- _Written instruction_: Find each line with the string "this" and report it.

- _Records for processing_:
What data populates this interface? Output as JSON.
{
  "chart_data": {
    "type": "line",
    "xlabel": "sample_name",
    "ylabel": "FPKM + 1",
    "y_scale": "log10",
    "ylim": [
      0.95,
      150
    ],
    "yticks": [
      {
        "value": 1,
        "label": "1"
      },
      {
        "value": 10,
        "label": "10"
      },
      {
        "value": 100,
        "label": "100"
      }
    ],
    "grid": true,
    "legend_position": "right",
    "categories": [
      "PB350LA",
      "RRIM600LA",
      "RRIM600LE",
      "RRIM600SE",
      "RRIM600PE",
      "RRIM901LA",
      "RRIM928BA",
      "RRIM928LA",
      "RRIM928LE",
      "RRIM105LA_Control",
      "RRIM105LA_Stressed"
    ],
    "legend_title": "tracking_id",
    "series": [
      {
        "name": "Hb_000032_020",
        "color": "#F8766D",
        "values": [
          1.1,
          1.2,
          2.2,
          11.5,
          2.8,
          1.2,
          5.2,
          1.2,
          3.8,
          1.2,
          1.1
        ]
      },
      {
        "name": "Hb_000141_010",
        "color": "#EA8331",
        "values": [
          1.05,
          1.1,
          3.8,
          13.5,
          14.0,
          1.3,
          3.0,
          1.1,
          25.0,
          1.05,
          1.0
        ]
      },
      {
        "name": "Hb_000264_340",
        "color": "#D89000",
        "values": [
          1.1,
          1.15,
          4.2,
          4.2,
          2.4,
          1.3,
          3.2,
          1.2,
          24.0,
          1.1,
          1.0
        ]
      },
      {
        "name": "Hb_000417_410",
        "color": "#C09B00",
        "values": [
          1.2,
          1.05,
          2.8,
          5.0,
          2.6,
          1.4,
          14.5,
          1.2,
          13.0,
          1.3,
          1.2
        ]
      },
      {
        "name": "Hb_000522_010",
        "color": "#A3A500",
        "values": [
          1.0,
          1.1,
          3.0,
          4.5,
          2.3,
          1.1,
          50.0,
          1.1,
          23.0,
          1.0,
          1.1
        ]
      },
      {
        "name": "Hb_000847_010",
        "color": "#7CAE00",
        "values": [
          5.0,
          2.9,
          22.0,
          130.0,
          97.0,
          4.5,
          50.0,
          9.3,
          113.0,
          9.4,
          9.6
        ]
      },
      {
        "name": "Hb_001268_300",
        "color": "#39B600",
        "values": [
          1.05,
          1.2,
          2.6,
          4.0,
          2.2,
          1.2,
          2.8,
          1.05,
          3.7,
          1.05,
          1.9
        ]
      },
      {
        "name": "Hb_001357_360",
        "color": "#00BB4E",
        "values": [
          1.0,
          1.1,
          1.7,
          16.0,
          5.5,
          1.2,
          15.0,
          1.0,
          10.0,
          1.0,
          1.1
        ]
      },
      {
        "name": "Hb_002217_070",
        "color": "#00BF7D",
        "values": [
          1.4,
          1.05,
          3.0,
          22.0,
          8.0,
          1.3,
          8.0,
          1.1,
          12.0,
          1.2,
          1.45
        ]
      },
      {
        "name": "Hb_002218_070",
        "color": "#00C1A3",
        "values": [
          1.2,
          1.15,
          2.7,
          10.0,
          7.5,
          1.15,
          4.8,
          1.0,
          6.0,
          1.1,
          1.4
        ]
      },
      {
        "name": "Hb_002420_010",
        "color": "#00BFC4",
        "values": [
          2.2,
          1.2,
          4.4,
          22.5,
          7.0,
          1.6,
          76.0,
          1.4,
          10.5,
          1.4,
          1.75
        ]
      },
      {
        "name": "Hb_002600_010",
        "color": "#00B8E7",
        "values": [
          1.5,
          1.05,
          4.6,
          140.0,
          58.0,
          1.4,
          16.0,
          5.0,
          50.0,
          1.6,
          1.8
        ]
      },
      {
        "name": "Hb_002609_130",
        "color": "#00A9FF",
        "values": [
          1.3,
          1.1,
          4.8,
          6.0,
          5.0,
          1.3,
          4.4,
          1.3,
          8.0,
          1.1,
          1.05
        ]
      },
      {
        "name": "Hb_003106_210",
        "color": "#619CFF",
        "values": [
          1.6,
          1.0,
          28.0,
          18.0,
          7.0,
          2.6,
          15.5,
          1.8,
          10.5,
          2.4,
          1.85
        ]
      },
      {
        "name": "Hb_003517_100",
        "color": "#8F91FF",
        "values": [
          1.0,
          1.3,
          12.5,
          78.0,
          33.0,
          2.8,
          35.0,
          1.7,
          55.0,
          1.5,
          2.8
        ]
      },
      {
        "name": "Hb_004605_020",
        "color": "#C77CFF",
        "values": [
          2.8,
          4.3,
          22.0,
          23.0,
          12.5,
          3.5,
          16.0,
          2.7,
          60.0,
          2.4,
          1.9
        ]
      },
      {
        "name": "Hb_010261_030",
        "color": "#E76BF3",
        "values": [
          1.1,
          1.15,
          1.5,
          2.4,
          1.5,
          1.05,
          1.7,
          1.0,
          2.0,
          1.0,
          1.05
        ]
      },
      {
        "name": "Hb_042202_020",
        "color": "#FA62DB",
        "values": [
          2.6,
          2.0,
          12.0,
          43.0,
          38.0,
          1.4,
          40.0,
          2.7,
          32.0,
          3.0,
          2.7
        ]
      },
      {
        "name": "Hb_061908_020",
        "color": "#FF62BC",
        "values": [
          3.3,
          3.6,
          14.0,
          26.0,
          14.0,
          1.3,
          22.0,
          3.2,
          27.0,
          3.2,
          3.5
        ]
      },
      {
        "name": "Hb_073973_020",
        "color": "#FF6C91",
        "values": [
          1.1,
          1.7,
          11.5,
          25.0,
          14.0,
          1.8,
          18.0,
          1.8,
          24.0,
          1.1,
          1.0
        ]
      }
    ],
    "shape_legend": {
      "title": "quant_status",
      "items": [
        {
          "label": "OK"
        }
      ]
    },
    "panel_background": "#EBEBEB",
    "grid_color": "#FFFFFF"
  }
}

---

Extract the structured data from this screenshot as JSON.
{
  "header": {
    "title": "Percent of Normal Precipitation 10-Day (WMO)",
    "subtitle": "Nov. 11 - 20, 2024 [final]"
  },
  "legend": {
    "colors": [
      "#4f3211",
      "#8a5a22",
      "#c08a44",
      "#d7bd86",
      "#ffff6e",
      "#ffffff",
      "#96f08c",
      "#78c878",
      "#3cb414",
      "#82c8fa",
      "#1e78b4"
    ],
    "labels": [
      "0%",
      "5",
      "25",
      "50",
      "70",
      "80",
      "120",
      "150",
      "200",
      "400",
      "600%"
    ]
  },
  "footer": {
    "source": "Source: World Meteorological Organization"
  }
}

- _Answer for the task_:
What data populates this interface? Output as JSON.
Extract the structured data from this screenshot as JSON.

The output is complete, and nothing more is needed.